[Bounding box annotations]:
········

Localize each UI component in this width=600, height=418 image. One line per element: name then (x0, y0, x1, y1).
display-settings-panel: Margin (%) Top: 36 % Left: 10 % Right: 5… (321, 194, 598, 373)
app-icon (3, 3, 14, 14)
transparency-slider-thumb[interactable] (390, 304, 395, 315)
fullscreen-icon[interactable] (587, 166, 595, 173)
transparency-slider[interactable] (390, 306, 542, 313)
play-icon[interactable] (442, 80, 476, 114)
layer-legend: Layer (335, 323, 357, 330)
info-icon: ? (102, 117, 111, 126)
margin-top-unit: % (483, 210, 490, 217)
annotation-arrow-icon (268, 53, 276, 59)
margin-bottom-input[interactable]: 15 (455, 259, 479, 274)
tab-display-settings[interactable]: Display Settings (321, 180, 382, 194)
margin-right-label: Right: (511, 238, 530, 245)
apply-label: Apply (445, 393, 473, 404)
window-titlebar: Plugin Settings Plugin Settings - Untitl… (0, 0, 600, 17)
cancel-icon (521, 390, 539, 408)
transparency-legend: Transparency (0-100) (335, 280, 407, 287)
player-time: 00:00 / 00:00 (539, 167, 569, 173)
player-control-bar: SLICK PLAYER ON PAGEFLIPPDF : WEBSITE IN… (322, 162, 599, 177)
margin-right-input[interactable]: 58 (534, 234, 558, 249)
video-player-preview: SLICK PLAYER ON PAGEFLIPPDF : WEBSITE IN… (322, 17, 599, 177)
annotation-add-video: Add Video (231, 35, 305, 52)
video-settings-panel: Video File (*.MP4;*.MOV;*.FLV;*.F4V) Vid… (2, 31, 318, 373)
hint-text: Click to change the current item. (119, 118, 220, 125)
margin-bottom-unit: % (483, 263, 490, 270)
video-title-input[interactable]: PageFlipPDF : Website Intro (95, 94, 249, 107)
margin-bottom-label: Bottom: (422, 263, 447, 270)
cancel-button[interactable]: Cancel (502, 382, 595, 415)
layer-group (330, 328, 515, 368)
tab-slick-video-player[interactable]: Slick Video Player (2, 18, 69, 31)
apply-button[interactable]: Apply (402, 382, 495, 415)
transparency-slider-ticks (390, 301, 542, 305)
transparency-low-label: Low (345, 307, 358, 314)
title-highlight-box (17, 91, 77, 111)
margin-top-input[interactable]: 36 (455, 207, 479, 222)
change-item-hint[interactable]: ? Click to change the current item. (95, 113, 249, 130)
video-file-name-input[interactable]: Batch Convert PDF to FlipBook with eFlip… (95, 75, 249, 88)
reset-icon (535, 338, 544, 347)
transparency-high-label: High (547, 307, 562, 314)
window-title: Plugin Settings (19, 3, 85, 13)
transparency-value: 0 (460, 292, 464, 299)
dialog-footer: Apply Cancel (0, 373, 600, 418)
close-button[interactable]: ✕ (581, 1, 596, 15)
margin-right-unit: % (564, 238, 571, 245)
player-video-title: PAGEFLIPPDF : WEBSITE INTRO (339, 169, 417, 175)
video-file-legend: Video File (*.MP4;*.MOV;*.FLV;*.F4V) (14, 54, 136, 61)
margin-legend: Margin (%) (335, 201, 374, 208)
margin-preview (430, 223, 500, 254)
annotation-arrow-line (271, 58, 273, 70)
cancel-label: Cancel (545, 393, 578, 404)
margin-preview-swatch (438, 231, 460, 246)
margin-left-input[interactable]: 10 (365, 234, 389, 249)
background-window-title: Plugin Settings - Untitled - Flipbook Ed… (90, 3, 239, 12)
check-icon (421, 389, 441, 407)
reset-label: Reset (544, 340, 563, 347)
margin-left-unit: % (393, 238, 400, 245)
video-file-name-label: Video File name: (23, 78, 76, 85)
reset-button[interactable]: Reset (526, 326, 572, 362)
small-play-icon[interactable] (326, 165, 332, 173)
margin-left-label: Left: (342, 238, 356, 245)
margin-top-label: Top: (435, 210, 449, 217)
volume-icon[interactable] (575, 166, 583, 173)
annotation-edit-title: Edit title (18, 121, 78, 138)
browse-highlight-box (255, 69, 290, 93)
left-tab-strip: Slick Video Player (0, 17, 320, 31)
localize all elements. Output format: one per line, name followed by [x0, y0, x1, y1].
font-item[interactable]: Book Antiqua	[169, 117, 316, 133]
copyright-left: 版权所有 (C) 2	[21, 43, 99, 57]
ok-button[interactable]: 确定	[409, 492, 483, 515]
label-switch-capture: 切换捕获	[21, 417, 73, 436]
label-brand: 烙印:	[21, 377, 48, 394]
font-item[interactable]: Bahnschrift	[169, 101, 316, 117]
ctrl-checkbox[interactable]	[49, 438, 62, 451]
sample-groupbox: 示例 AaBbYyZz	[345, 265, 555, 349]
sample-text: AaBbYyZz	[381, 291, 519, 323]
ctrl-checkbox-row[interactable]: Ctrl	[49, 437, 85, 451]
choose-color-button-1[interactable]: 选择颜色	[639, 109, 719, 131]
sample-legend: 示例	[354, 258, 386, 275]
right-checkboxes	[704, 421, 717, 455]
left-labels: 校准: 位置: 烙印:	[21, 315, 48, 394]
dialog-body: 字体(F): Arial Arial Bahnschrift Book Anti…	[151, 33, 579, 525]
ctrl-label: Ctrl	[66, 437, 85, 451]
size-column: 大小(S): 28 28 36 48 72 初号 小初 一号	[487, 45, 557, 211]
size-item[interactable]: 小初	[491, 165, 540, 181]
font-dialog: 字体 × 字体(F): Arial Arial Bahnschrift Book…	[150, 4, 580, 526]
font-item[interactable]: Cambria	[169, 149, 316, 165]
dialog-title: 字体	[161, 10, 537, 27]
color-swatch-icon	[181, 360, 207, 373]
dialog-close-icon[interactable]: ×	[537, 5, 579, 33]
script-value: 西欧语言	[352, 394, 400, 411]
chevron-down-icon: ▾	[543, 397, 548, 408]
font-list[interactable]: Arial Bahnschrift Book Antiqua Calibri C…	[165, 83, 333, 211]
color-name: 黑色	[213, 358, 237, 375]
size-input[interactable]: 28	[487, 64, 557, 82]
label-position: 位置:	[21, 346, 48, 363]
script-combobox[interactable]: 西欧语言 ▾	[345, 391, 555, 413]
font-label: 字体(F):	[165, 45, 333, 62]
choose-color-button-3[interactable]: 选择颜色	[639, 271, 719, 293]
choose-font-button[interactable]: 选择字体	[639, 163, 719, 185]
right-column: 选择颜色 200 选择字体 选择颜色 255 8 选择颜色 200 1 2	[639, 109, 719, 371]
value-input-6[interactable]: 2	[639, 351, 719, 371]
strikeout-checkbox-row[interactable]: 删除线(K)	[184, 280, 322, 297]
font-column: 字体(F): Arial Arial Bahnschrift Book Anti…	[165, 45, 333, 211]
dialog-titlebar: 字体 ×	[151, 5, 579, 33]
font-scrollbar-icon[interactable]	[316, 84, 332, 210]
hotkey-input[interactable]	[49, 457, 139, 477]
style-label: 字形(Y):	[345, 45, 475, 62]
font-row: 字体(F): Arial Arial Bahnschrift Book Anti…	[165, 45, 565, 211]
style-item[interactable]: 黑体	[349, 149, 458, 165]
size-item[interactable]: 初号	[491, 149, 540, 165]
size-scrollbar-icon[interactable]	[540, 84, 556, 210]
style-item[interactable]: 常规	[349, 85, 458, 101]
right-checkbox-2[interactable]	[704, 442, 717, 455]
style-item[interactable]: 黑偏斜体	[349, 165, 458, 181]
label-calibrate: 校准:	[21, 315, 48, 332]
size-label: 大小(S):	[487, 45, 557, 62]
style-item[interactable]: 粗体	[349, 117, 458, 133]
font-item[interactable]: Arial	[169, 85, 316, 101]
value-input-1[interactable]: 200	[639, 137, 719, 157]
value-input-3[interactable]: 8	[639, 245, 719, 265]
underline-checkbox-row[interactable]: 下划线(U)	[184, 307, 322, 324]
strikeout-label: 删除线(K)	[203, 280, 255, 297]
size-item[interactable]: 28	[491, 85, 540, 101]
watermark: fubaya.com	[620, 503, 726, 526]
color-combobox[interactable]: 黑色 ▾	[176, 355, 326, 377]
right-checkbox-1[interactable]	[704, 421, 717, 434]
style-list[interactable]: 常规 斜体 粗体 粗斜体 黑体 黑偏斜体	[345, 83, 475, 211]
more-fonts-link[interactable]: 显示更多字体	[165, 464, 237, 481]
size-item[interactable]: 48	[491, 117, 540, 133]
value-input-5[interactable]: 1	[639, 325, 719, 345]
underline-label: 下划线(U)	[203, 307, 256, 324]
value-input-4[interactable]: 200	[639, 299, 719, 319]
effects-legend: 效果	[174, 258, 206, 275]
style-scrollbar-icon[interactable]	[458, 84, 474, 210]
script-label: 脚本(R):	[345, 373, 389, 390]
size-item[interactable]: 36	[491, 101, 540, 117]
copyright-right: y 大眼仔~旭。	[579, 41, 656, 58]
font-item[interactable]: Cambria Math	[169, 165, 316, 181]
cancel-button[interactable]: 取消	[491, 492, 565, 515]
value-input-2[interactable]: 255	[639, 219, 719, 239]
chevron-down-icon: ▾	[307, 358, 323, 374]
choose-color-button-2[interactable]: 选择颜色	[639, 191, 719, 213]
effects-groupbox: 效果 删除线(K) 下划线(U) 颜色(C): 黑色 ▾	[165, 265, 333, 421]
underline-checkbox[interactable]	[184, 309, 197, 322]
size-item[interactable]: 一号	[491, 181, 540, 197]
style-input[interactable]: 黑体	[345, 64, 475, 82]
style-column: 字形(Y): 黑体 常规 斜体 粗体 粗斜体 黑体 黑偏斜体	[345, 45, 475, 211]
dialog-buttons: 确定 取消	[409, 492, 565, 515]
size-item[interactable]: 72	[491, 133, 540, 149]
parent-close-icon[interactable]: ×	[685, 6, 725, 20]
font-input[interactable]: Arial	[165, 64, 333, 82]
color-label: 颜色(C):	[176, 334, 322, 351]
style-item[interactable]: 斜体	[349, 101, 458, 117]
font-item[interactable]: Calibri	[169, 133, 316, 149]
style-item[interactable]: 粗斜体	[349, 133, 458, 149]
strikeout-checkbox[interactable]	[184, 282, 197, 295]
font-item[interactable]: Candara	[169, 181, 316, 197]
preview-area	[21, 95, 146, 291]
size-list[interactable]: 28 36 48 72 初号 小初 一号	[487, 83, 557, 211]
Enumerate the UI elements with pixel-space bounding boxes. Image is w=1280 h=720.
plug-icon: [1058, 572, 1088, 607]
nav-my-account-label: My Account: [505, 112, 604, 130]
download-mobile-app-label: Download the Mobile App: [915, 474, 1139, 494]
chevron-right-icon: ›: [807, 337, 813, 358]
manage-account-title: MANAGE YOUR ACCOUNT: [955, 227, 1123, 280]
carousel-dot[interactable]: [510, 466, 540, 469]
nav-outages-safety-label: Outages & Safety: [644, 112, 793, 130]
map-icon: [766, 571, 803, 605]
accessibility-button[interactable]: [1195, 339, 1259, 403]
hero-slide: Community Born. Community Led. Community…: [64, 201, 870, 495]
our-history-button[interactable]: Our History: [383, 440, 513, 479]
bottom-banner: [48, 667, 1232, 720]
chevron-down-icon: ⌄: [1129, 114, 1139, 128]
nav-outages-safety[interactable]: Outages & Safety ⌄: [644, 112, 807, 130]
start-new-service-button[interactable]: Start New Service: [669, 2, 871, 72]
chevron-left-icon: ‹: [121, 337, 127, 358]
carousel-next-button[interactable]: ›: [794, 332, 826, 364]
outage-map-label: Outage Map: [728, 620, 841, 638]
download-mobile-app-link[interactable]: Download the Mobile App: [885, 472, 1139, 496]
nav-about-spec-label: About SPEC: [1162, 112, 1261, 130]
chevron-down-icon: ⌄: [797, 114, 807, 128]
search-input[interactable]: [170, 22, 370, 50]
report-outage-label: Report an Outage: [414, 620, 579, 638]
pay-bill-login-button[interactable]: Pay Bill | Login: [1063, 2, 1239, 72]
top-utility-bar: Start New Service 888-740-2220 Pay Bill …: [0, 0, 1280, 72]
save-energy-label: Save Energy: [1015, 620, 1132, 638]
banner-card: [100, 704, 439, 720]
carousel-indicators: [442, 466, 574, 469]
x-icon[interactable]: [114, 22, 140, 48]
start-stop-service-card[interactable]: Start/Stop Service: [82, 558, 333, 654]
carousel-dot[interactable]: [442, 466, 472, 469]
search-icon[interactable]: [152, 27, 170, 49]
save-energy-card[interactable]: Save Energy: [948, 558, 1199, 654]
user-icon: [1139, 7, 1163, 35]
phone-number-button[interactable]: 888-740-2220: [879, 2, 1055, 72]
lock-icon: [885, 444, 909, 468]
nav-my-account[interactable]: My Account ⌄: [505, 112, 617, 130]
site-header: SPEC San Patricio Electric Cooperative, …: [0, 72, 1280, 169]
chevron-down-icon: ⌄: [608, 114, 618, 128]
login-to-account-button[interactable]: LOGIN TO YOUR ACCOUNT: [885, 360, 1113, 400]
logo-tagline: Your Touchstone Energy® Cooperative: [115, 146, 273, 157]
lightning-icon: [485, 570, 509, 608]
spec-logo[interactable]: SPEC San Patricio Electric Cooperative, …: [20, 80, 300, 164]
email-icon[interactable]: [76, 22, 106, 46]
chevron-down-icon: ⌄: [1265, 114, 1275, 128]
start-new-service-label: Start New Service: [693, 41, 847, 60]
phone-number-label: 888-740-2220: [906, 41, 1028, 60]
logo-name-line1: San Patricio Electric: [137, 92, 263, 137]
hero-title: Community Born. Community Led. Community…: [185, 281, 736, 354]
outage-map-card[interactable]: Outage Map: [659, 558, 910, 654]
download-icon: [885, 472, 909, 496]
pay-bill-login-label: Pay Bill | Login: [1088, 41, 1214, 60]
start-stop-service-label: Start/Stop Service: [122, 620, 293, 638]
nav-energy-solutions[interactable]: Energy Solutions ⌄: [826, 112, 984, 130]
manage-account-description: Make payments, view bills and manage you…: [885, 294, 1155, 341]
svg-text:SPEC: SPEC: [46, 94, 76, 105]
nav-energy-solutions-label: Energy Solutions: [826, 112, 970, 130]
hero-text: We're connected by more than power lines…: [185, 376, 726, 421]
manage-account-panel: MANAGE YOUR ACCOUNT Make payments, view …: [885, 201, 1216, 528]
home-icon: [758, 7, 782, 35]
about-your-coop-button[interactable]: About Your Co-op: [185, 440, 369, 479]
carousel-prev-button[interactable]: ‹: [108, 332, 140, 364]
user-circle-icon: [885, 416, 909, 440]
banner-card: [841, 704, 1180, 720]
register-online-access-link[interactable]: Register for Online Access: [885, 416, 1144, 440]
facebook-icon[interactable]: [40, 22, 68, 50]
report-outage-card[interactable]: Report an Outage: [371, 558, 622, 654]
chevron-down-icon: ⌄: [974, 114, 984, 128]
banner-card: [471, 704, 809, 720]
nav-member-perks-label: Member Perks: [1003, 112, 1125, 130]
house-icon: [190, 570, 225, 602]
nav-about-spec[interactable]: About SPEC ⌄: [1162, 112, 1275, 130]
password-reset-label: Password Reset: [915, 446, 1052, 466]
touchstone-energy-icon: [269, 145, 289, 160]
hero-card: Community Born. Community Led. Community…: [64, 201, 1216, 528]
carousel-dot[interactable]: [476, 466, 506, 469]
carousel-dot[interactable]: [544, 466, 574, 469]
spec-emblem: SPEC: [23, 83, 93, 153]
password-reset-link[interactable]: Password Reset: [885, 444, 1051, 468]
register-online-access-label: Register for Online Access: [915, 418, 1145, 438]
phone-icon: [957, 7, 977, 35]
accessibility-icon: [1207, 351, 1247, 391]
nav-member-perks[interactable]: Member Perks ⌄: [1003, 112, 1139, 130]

········

[Problem]:
Please repeat the entries above word for word, beginning with the first line and stopping after the line that contains "video-settings-panel: Video File".

[Exercise solution]:
Localize each UI component in this width=600, height=418 image. One line per element: name then (x0, y0, x1, y1).
display-settings-panel: Margin (%) Top: 36 % Left: 10 % Right: 5… (321, 194, 598, 373)
app-icon (3, 3, 14, 14)
transparency-slider-thumb[interactable] (390, 304, 395, 315)
fullscreen-icon[interactable] (587, 166, 595, 173)
transparency-slider[interactable] (390, 306, 542, 313)
play-icon[interactable] (442, 80, 476, 114)
layer-legend: Layer (335, 323, 357, 330)
info-icon: ? (102, 117, 111, 126)
margin-top-unit: % (483, 210, 490, 217)
annotation-arrow-icon (268, 53, 276, 59)
margin-bottom-input[interactable]: 15 (455, 259, 479, 274)
tab-display-settings[interactable]: Display Settings (321, 180, 382, 194)
margin-right-label: Right: (511, 238, 530, 245)
apply-label: Apply (445, 393, 473, 404)
window-titlebar: Plugin Settings Plugin Settings - Untitl… (0, 0, 600, 17)
cancel-icon (521, 390, 539, 408)
transparency-legend: Transparency (0-100) (335, 280, 407, 287)
player-time: 00:00 / 00:00 (539, 167, 569, 173)
player-control-bar: SLICK PLAYER ON PAGEFLIPPDF : WEBSITE IN… (322, 162, 599, 177)
margin-right-input[interactable]: 58 (534, 234, 558, 249)
video-player-preview: SLICK PLAYER ON PAGEFLIPPDF : WEBSITE IN… (322, 17, 599, 177)
annotation-add-video: Add Video (231, 35, 305, 52)
video-settings-panel: Video File (*.MP4;*.MOV;*.FLV;*.F4V) Vid… (2, 31, 318, 373)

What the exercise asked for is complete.